◆ Exercise aim: Substitute "stat-card" for every occurrence of "stat-tile" in the items below, and reproduce them with nothing else altered.

======== Records shown

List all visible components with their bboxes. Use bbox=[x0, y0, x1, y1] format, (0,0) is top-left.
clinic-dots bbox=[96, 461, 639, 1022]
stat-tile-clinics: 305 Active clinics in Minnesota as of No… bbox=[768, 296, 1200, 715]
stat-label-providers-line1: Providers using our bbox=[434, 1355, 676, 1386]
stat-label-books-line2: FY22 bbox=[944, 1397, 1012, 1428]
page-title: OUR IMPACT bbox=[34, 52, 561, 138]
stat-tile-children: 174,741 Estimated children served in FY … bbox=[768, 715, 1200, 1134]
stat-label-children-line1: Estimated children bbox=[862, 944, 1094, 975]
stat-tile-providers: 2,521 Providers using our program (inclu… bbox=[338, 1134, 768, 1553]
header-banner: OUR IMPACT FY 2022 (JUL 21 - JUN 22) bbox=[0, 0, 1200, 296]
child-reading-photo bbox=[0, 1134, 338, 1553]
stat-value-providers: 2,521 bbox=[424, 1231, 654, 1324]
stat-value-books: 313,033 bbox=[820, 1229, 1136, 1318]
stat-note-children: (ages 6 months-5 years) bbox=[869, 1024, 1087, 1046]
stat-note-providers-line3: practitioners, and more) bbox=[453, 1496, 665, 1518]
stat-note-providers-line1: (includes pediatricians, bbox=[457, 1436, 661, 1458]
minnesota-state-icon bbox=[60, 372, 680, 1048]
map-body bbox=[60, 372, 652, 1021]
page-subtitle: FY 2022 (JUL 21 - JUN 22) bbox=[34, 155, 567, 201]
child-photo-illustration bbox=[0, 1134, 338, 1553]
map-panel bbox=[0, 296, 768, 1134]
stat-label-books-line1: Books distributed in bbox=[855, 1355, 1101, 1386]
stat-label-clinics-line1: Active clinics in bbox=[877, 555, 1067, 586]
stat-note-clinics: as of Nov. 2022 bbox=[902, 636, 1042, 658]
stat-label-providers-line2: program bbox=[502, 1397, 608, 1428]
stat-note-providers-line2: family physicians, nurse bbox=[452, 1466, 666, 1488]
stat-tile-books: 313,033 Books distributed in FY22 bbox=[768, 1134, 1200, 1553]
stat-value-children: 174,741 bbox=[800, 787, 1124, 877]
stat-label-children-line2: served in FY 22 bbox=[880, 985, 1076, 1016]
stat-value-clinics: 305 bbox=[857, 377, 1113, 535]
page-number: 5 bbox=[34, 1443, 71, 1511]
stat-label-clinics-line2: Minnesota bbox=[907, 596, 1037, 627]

================

◆ The solution:
List all visible components with their bboxes. Use bbox=[x0, y0, x1, y1] format, (0,0) is top-left.
clinic-dots bbox=[96, 461, 639, 1022]
stat-card-clinics: 305 Active clinics in Minnesota as of No… bbox=[768, 296, 1200, 715]
stat-label-providers-line1: Providers using our bbox=[434, 1355, 676, 1386]
stat-label-books-line2: FY22 bbox=[944, 1397, 1012, 1428]
page-title: OUR IMPACT bbox=[34, 52, 561, 138]
stat-card-children: 174,741 Estimated children served in FY … bbox=[768, 715, 1200, 1134]
stat-label-children-line1: Estimated children bbox=[862, 944, 1094, 975]
stat-card-providers: 2,521 Providers using our program (inclu… bbox=[338, 1134, 768, 1553]
header-banner: OUR IMPACT FY 2022 (JUL 21 - JUN 22) bbox=[0, 0, 1200, 296]
child-reading-photo bbox=[0, 1134, 338, 1553]
stat-value-providers: 2,521 bbox=[424, 1231, 654, 1324]
stat-value-books: 313,033 bbox=[820, 1229, 1136, 1318]
stat-note-children: (ages 6 months-5 years) bbox=[869, 1024, 1087, 1046]
stat-note-providers-line3: practitioners, and more) bbox=[453, 1496, 665, 1518]
stat-note-providers-line1: (includes pediatricians, bbox=[457, 1436, 661, 1458]
minnesota-state-icon bbox=[60, 372, 680, 1048]
map-body bbox=[60, 372, 652, 1021]
page-subtitle: FY 2022 (JUL 21 - JUN 22) bbox=[34, 155, 567, 201]
child-photo-illustration bbox=[0, 1134, 338, 1553]
map-panel bbox=[0, 296, 768, 1134]
stat-label-books-line1: Books distributed in bbox=[855, 1355, 1101, 1386]
stat-label-clinics-line1: Active clinics in bbox=[877, 555, 1067, 586]
stat-note-clinics: as of Nov. 2022 bbox=[902, 636, 1042, 658]
stat-label-providers-line2: program bbox=[502, 1397, 608, 1428]
stat-note-providers-line2: family physicians, nurse bbox=[452, 1466, 666, 1488]
stat-card-books: 313,033 Books distributed in FY22 bbox=[768, 1134, 1200, 1553]
stat-value-children: 174,741 bbox=[800, 787, 1124, 877]
stat-label-children-line2: served in FY 22 bbox=[880, 985, 1076, 1016]
stat-value-clinics: 305 bbox=[857, 377, 1113, 535]
page-number: 5 bbox=[34, 1443, 71, 1511]
stat-label-clinics-line2: Minnesota bbox=[907, 596, 1037, 627]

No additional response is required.